- **Exercise goal**
Read the lines that follow and pick out every one containing the word "ylabel".

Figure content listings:
|---|

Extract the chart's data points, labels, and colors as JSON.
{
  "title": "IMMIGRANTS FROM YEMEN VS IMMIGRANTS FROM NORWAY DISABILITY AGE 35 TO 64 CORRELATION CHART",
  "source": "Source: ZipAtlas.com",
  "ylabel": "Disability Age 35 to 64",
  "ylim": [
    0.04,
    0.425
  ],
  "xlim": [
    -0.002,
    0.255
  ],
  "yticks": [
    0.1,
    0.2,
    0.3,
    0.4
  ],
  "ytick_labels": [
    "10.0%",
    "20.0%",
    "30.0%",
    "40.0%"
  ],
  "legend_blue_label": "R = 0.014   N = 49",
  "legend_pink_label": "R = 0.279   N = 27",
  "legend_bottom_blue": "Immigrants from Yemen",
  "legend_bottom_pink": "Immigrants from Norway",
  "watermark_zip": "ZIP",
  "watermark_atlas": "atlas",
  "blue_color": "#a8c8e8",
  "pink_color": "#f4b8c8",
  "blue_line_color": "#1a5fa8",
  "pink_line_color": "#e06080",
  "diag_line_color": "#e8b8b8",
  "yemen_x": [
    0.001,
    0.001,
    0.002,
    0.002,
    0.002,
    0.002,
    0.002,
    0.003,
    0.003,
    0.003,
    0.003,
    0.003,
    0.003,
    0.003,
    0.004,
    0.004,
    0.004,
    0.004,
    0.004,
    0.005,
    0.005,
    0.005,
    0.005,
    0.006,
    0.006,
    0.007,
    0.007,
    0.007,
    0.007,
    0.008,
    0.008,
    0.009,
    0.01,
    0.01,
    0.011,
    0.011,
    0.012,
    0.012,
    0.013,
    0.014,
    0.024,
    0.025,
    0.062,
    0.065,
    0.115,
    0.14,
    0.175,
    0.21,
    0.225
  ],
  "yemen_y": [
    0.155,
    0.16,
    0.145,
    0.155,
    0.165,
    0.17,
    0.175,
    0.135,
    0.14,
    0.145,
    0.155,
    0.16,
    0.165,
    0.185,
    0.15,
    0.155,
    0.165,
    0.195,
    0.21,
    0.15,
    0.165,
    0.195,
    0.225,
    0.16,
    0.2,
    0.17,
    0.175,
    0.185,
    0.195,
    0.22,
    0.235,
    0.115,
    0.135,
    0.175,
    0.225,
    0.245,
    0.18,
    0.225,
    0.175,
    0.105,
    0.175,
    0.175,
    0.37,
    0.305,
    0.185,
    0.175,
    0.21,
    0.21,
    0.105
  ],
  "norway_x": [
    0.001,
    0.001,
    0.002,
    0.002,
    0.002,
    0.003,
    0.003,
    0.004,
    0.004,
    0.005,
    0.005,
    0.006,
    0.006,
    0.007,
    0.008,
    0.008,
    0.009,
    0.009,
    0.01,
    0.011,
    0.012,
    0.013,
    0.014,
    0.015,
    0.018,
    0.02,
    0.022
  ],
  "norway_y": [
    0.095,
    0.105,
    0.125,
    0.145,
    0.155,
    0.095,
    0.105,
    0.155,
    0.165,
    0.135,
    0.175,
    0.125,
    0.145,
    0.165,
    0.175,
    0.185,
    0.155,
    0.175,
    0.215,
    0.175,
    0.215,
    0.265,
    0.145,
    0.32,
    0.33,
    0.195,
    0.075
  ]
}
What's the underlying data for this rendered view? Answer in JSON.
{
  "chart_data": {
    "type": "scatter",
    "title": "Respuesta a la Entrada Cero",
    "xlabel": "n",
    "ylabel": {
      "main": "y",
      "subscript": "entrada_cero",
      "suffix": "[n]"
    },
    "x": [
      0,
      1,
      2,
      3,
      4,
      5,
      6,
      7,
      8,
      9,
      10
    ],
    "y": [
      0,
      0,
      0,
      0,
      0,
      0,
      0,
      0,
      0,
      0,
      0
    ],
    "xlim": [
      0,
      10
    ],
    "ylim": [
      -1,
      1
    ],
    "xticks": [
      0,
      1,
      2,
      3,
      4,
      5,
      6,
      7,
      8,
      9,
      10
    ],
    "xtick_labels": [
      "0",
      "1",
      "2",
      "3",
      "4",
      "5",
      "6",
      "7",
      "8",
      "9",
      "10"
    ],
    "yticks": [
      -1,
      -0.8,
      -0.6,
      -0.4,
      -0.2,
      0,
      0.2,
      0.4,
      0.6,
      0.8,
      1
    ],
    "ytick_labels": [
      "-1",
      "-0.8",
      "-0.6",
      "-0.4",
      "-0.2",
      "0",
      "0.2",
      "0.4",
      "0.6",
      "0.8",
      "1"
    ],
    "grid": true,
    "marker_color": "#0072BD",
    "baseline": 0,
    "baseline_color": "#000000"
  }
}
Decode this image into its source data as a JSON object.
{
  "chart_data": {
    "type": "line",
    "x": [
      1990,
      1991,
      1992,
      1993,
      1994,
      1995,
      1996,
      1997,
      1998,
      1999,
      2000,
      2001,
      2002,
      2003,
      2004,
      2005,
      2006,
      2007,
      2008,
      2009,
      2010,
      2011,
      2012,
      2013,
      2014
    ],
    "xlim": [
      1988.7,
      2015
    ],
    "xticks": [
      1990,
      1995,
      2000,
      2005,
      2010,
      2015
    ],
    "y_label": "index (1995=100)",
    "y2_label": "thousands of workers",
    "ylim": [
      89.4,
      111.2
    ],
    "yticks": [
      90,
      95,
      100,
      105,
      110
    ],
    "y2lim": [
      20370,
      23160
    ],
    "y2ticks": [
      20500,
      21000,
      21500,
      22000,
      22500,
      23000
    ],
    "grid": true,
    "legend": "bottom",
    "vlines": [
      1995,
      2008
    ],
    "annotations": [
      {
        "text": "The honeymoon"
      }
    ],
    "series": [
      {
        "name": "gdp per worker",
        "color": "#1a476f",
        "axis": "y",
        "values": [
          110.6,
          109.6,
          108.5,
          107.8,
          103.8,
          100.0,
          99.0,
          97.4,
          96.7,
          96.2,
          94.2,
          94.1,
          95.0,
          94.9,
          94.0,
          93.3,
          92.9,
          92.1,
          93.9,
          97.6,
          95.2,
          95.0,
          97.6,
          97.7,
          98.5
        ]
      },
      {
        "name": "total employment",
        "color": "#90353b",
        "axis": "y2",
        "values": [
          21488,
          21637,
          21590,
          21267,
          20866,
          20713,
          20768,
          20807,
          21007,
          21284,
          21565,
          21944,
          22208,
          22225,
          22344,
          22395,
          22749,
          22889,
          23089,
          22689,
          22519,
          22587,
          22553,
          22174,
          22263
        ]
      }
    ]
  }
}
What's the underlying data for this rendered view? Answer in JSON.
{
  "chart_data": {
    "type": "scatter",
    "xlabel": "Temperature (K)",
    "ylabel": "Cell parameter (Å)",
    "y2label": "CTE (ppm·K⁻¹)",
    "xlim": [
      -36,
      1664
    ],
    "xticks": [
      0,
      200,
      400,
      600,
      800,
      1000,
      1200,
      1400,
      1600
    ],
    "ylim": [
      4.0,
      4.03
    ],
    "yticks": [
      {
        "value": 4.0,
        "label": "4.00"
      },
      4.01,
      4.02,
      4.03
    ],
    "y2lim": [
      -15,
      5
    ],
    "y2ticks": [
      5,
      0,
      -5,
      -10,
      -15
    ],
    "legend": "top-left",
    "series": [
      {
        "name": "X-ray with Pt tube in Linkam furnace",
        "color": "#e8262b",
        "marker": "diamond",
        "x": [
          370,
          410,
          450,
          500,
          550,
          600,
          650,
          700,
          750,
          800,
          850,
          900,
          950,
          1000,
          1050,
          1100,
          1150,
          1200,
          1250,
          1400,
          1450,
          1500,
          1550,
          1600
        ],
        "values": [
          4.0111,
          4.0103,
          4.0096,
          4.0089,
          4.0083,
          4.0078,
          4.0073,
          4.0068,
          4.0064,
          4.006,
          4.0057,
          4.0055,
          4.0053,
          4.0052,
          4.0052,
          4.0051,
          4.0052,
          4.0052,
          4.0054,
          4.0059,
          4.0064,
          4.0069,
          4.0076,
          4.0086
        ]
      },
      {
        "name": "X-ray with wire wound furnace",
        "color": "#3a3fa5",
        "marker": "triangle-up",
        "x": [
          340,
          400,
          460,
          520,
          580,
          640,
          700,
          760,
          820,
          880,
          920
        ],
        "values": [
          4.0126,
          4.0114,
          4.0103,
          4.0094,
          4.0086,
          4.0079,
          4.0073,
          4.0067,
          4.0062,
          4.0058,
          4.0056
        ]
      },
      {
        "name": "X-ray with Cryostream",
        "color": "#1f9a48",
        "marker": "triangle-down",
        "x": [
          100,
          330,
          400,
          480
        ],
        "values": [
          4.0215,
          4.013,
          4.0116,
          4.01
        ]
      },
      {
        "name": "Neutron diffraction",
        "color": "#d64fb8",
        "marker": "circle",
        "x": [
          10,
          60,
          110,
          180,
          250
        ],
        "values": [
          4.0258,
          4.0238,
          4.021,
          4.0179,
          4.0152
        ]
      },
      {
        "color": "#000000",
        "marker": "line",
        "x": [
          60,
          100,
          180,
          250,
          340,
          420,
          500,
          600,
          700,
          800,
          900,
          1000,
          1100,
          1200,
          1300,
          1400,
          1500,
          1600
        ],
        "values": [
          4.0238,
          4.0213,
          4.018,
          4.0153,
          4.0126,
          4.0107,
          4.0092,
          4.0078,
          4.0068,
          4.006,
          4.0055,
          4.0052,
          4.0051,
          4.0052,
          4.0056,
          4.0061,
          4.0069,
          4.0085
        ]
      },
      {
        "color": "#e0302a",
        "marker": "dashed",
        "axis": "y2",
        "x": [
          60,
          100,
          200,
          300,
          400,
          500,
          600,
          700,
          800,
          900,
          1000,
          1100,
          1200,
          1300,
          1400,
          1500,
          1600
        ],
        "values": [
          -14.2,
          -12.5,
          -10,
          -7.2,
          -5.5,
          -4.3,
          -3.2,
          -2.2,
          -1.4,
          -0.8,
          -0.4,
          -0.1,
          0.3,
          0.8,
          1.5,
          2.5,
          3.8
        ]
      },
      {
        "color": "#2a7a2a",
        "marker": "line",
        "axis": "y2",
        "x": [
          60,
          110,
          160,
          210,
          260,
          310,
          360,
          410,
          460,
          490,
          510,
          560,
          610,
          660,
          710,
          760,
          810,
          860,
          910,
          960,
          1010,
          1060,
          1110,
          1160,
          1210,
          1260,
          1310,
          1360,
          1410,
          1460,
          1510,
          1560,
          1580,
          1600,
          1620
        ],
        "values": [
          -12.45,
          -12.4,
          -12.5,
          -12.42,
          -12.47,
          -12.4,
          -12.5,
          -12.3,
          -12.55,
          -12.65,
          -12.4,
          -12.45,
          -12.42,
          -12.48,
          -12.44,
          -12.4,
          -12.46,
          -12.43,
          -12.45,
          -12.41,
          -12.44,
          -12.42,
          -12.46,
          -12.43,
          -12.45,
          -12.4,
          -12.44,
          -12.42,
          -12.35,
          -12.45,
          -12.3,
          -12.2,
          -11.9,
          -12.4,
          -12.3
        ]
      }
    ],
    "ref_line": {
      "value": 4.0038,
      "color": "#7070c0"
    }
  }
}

|---|

- **Answer**
  "ylabel": "Disability Age 35 to 64",
    "ylabel": {
    "ylabel": "Cell parameter (Å)",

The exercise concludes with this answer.